- **Goal**
Provide only the number of lines in the listing that contain the string "title".

::::

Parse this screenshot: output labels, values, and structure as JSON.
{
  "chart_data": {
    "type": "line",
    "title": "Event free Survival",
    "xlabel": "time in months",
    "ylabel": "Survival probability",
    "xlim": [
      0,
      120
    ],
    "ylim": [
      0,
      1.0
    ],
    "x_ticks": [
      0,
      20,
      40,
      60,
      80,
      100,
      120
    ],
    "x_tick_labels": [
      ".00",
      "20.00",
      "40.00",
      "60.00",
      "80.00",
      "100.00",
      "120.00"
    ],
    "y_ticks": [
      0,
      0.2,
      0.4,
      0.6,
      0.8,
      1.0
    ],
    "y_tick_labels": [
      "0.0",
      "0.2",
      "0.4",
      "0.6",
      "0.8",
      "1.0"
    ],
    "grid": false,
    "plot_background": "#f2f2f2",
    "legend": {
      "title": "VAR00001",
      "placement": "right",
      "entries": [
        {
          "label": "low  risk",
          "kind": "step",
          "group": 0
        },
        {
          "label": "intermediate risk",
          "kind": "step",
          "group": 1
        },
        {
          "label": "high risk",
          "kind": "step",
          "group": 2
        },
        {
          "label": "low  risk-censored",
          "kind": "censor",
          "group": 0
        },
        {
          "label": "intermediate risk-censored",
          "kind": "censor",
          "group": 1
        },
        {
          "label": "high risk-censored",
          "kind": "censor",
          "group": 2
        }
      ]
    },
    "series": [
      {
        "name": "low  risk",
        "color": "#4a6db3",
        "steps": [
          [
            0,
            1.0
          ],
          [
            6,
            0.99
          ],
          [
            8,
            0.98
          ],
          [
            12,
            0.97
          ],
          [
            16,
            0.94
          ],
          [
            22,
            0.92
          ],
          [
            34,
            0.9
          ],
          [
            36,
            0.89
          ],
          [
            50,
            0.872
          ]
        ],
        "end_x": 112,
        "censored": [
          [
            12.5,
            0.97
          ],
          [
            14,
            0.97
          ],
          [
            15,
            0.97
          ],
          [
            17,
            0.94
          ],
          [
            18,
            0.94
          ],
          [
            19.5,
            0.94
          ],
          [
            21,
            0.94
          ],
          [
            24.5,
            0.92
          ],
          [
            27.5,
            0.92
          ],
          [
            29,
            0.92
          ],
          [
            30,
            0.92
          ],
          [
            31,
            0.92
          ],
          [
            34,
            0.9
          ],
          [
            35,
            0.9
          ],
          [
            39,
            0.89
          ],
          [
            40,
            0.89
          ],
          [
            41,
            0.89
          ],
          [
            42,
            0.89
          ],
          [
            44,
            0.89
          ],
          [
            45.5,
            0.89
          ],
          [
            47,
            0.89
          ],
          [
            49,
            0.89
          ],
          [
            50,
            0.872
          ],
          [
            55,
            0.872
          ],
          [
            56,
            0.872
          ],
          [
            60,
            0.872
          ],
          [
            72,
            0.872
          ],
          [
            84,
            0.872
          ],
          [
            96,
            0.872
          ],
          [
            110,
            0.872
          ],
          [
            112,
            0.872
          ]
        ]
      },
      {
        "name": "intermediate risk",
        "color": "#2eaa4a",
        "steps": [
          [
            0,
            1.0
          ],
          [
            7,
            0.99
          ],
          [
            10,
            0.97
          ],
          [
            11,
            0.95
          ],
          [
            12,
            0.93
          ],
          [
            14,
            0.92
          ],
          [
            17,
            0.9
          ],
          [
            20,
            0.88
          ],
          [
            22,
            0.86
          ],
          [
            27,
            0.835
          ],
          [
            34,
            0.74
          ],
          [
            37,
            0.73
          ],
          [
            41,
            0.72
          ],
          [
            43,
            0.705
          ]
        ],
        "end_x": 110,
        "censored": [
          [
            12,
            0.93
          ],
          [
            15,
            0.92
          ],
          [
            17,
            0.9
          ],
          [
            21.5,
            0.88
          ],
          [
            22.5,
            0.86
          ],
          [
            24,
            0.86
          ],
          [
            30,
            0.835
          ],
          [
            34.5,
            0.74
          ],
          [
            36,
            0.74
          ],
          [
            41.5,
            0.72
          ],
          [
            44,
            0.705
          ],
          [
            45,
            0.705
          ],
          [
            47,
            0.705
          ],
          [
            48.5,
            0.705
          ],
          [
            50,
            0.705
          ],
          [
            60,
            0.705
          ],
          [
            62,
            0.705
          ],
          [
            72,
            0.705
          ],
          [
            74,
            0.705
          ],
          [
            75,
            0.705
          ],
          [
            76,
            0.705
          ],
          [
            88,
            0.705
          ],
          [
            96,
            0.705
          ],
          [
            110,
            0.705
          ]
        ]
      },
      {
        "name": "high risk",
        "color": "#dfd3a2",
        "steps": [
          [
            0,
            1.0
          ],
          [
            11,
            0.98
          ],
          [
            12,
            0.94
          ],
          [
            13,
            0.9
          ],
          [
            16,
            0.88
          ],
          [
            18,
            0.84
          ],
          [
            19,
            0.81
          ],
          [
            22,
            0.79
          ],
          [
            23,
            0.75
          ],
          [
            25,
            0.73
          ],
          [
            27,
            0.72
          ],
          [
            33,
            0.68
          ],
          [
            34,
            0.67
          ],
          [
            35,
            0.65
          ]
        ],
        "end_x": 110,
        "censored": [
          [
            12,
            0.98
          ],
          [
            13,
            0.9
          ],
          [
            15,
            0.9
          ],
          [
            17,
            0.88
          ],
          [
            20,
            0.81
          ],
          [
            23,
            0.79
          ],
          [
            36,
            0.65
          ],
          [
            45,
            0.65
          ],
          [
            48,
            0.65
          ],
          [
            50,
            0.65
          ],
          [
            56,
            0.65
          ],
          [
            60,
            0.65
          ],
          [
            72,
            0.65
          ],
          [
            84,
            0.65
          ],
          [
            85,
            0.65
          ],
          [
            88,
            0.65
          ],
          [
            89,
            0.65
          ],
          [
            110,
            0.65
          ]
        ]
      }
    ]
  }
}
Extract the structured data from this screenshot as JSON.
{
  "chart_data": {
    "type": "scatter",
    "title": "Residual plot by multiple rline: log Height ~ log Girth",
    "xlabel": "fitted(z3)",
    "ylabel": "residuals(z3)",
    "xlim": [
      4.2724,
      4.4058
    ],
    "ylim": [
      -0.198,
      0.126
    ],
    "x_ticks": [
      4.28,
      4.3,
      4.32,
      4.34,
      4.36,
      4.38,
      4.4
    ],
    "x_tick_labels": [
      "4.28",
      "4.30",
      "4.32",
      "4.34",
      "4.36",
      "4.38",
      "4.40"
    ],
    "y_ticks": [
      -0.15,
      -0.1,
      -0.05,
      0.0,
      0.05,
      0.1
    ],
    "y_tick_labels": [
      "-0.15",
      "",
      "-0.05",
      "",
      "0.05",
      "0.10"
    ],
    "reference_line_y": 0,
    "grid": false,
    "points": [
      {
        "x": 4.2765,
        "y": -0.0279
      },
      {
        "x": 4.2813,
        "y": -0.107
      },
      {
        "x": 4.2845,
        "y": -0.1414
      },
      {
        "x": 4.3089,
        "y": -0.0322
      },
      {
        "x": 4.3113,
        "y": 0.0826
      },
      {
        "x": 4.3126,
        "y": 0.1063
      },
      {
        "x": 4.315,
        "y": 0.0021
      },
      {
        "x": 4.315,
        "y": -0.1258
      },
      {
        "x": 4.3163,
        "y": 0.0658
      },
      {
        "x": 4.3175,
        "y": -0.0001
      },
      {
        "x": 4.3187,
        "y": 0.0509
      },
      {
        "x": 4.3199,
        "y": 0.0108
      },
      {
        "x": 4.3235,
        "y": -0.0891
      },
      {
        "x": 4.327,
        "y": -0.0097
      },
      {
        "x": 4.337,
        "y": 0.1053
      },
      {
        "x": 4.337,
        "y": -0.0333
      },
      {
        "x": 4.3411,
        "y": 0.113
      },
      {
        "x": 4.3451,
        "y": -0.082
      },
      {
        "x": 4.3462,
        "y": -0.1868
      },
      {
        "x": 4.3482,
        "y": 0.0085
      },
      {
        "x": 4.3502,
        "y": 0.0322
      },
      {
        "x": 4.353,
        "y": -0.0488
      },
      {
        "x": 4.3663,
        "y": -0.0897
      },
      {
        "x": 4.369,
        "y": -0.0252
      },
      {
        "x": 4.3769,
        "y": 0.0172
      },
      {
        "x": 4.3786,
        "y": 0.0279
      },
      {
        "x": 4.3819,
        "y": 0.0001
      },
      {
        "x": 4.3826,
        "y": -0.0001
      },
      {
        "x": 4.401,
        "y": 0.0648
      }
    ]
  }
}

::::

- **Task answer**
3